⟨
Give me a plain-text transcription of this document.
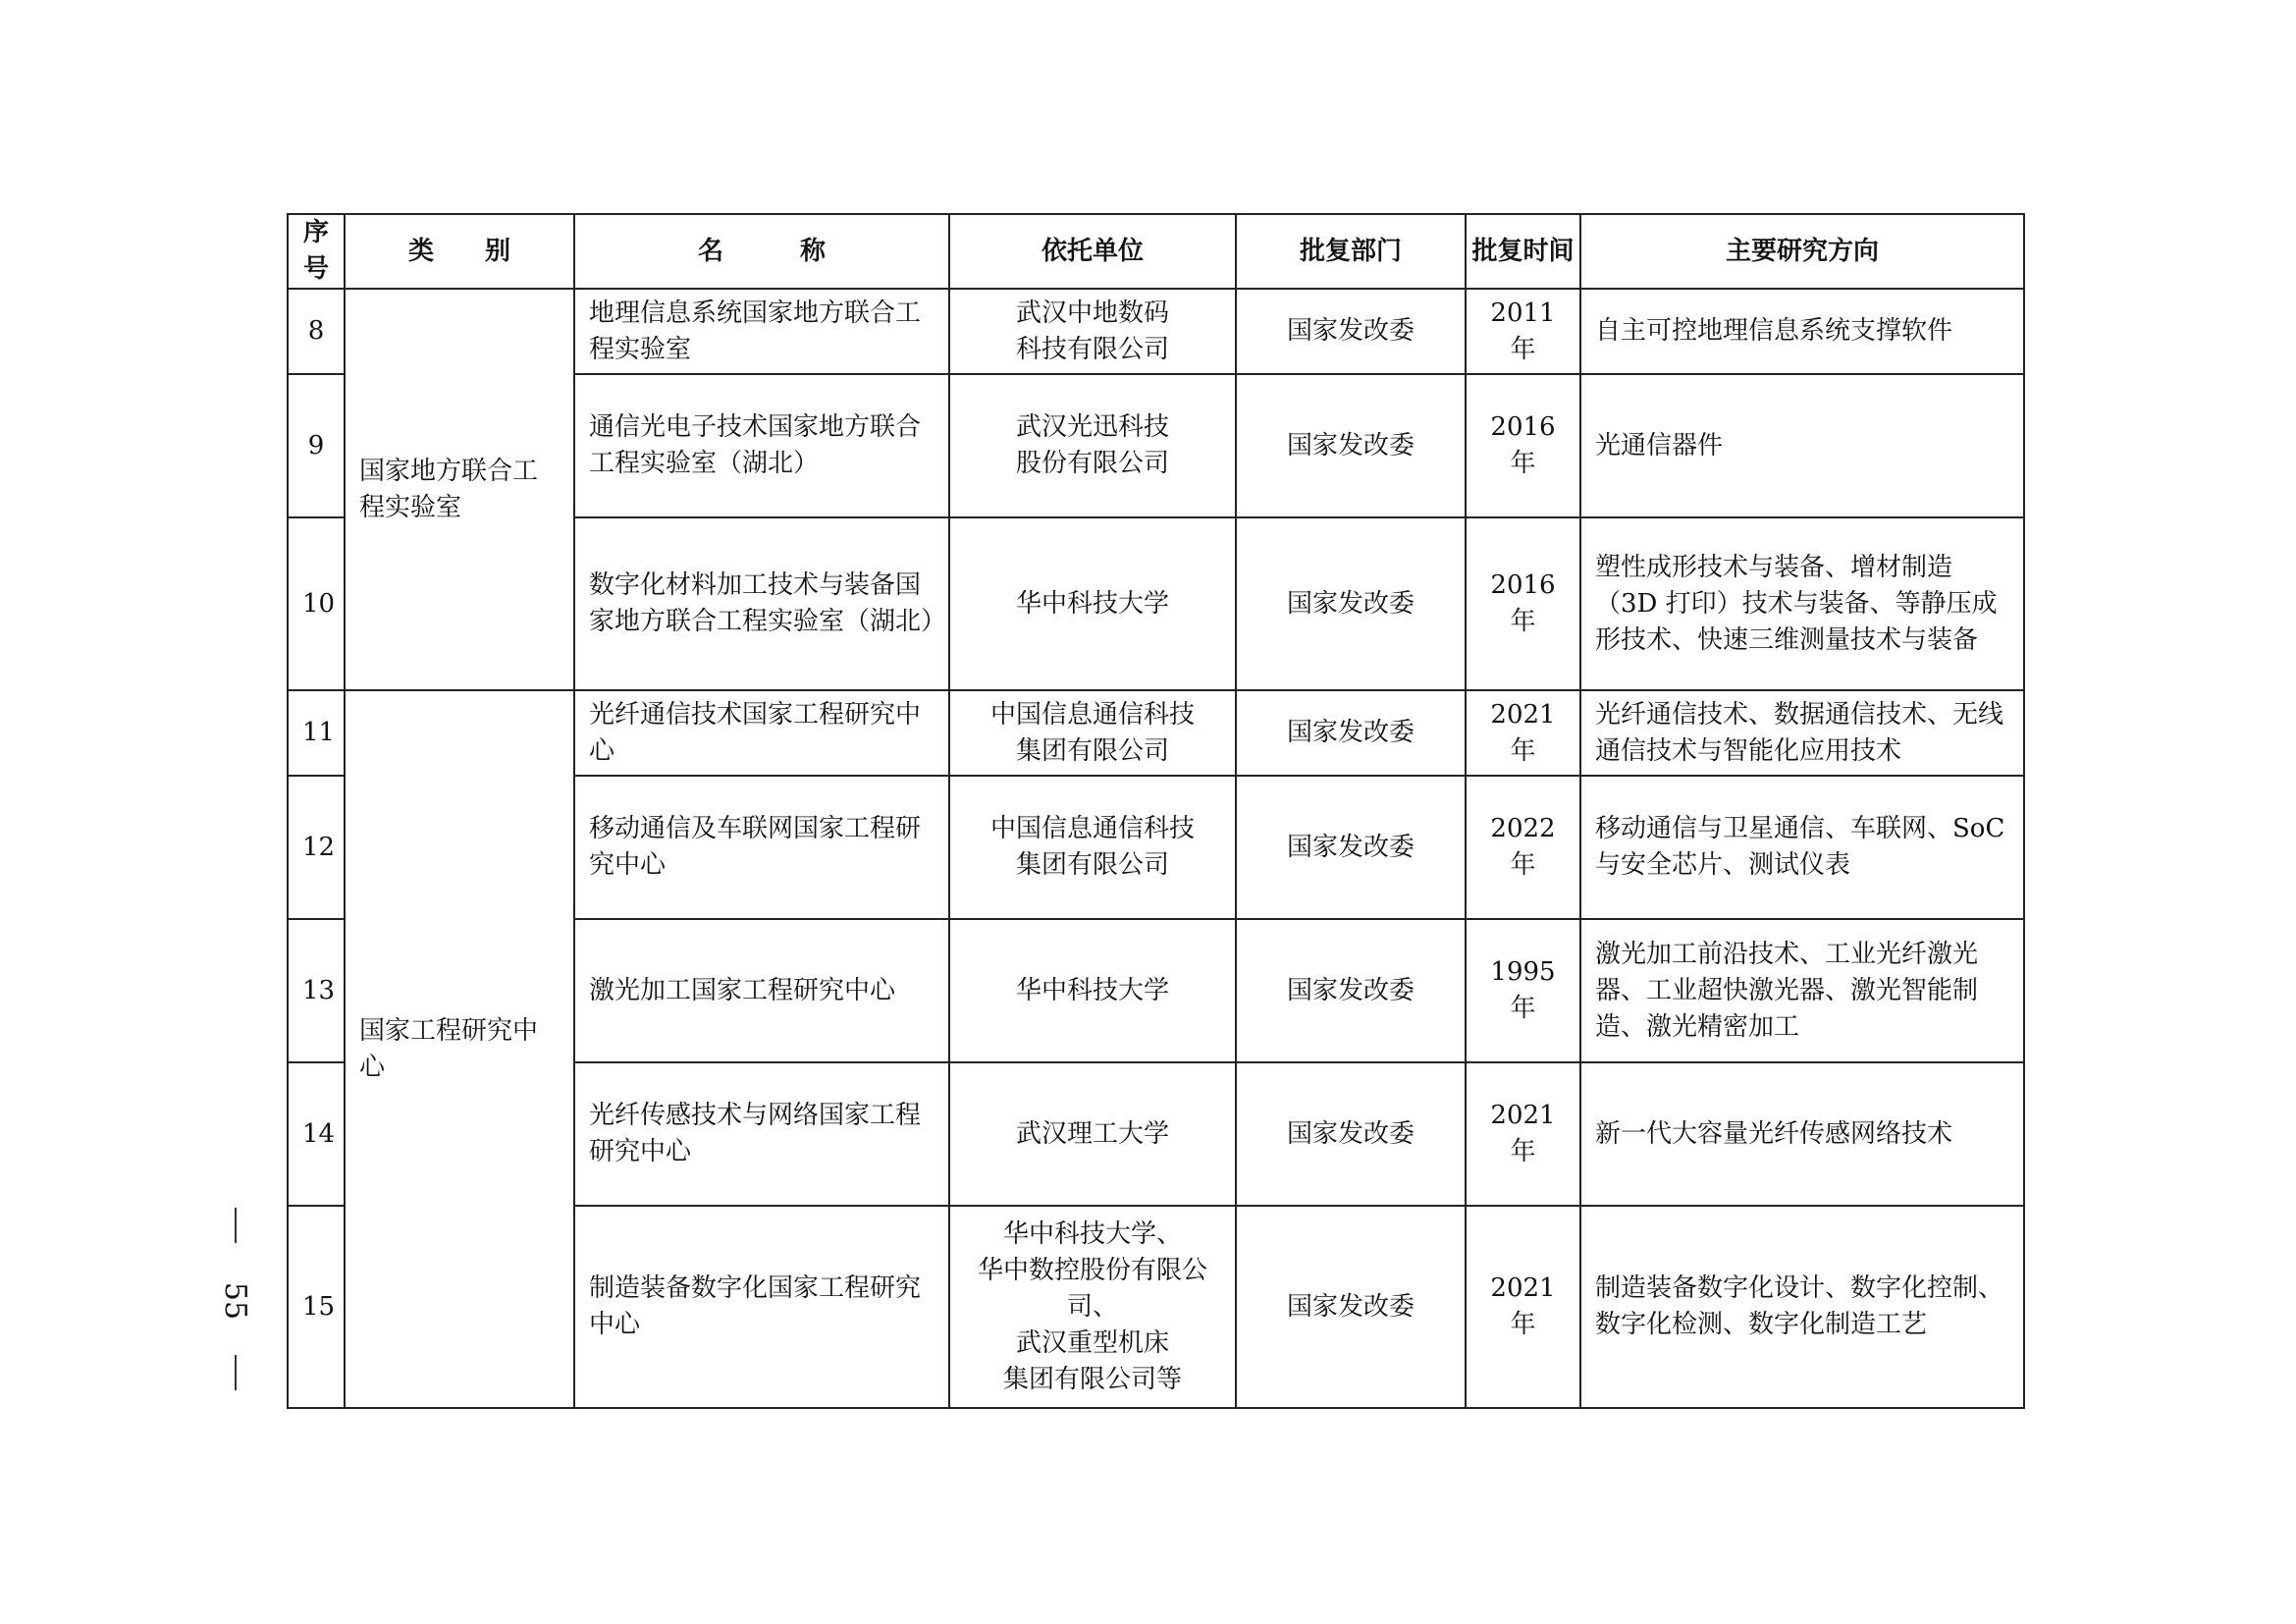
55
序号	类　　别	名　　　称	依托单位	批复部门	批复时间	主要研究方向
8	国家地方联合工程实验室	地理信息系统国家地方联合工程实验室	武汉中地数码
科技有限公司	国家发改委	2011 年	自主可控地理信息系统支撑软件
9		通信光电子技术国家地方联合工程实验室（湖北）	武汉光迅科技
股份有限公司	国家发改委	2016 年	光通信器件
10		数字化材料加工技术与装备国家地方联合工程实验室（湖北）	华中科技大学	国家发改委	2016 年	塑性成形技术与装备、增材制造（3D 打印）技术与装备、等静压成形技术、快速三维测量技术与装备
11	国家工程研究中心	光纤通信技术国家工程研究中心	中国信息通信科技
集团有限公司	国家发改委	2021 年	光纤通信技术、数据通信技术、无线通信技术与智能化应用技术
12		移动通信及车联网国家工程研究中心	中国信息通信科技
集团有限公司	国家发改委	2022 年	移动通信与卫星通信、车联网、SoC 与安全芯片、测试仪表
13		激光加工国家工程研究中心	华中科技大学	国家发改委	1995 年	激光加工前沿技术、工业光纤激光器、工业超快激光器、激光智能制造、激光精密加工
14		光纤传感技术与网络国家工程研究中心	武汉理工大学	国家发改委	2021 年	新一代大容量光纤传感网络技术
15		制造装备数字化国家工程研究中心	华中科技大学、
华中数控股份有限公司、
武汉重型机床
集团有限公司等	国家发改委	2021 年	制造装备数字化设计、数字化控制、数字化检测、数字化制造工艺
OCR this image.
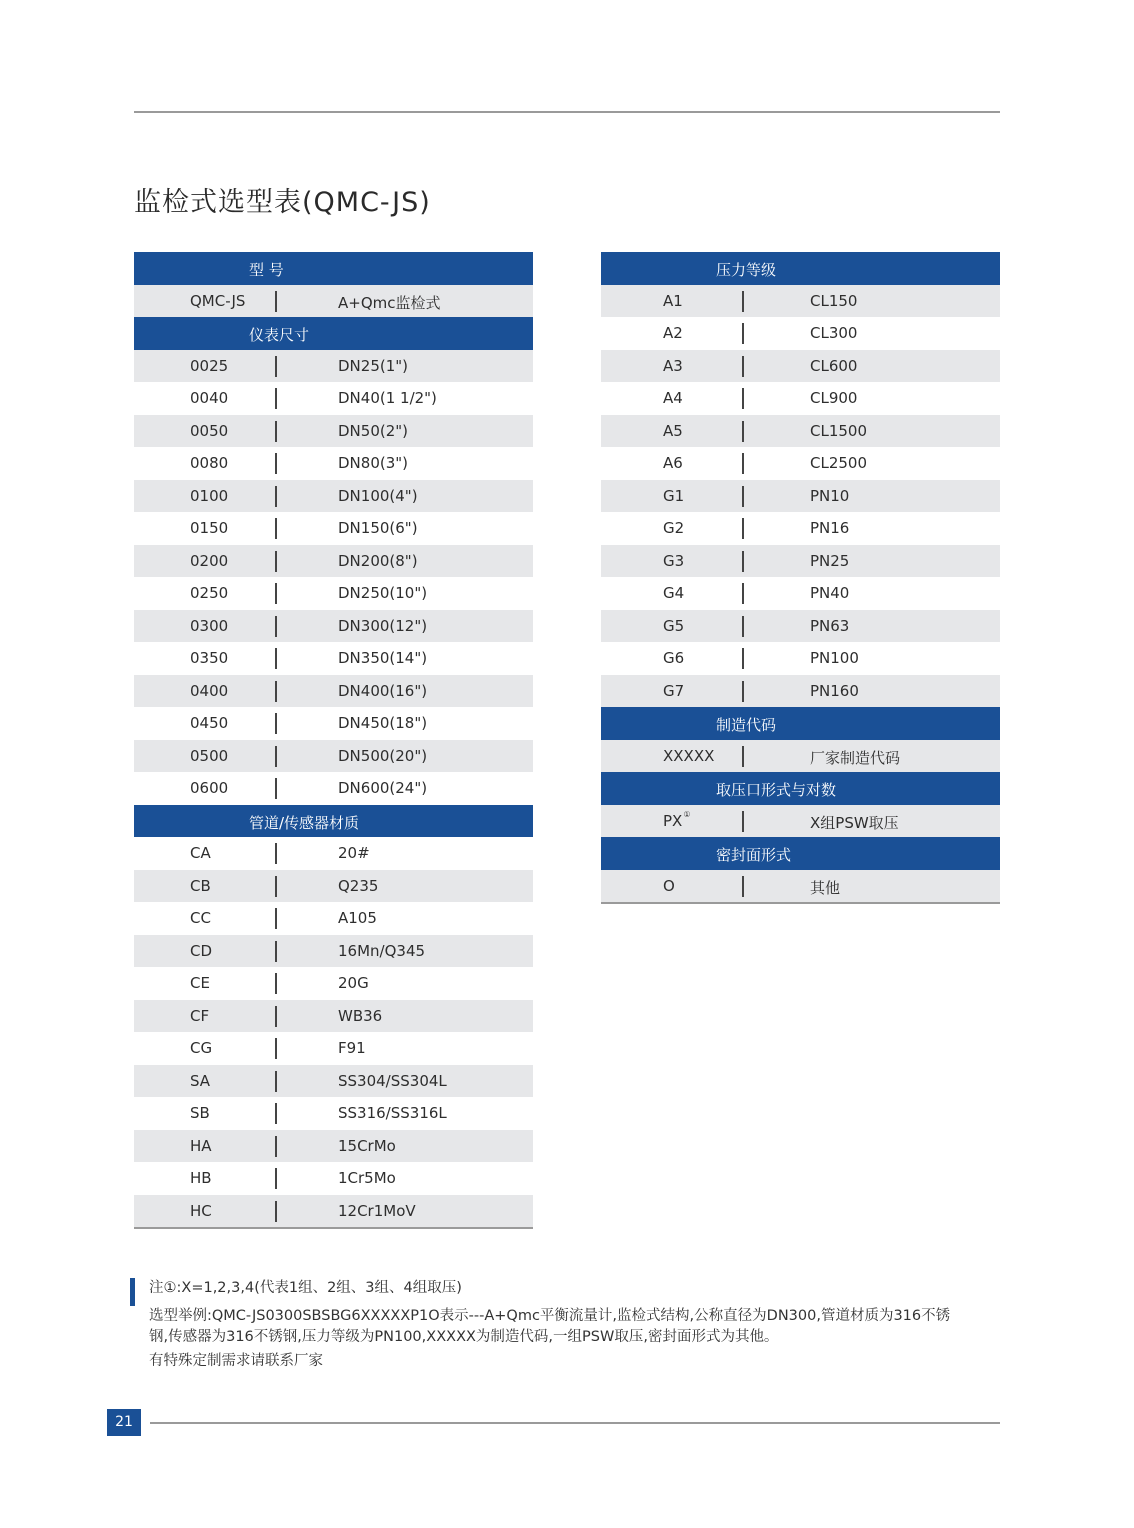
监检式选型表(QMC-JS)
型 号
QMC-JS	A+Qmc监检式
仪表尺寸
0025	DN25(1")
0040	DN40(1 1/2")
0050	DN50(2")
0080	DN80(3")
0100	DN100(4")
0150	DN150(6")
0200	DN200(8")
0250	DN250(10")
0300	DN300(12")
0350	DN350(14")
0400	DN400(16")
0450	DN450(18")
0500	DN500(20")
0600	DN600(24")
管道/传感器材质
CA	20#
CB	Q235
CC	A105
CD	16Mn/Q345
CE	20G
CF	WB36
CG	F91
SA	SS304/SS304L
SB	SS316/SS316L
HA	15CrMo
HB	1Cr5Mo
HC	12Cr1MoV
压力等级
A1	CL150
A2	CL300
A3	CL600
A4	CL900
A5	CL1500
A6	CL2500
G1	PN10
G2	PN16
G3	PN25
G4	PN40
G5	PN63
G6	PN100
G7	PN160
制造代码
XXXXX	厂家制造代码
取压口形式与对数
PX①	X组PSW取压
密封面形式
O	其他
注①:X=1,2,3,4(代表1组、2组、3组、4组取压)
选型举例:QMC-JS0300SBSBG6XXXXXP1O表示---A+Qmc平衡流量计,监检式结构,公称直径为DN300,管道材质为316不锈
钢,传感器为316不锈钢,压力等级为PN100,XXXXX为制造代码,一组PSW取压,密封面形式为其他。
有特殊定制需求请联系厂家
21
⟩
Out of the material above, gather each line where "中国信息通信科技" appears.

11	国家工程研究中心	光纤通信技术国家工程研究中心	中国信息通信科技
12		移动通信及车联网国家工程研究中心	中国信息通信科技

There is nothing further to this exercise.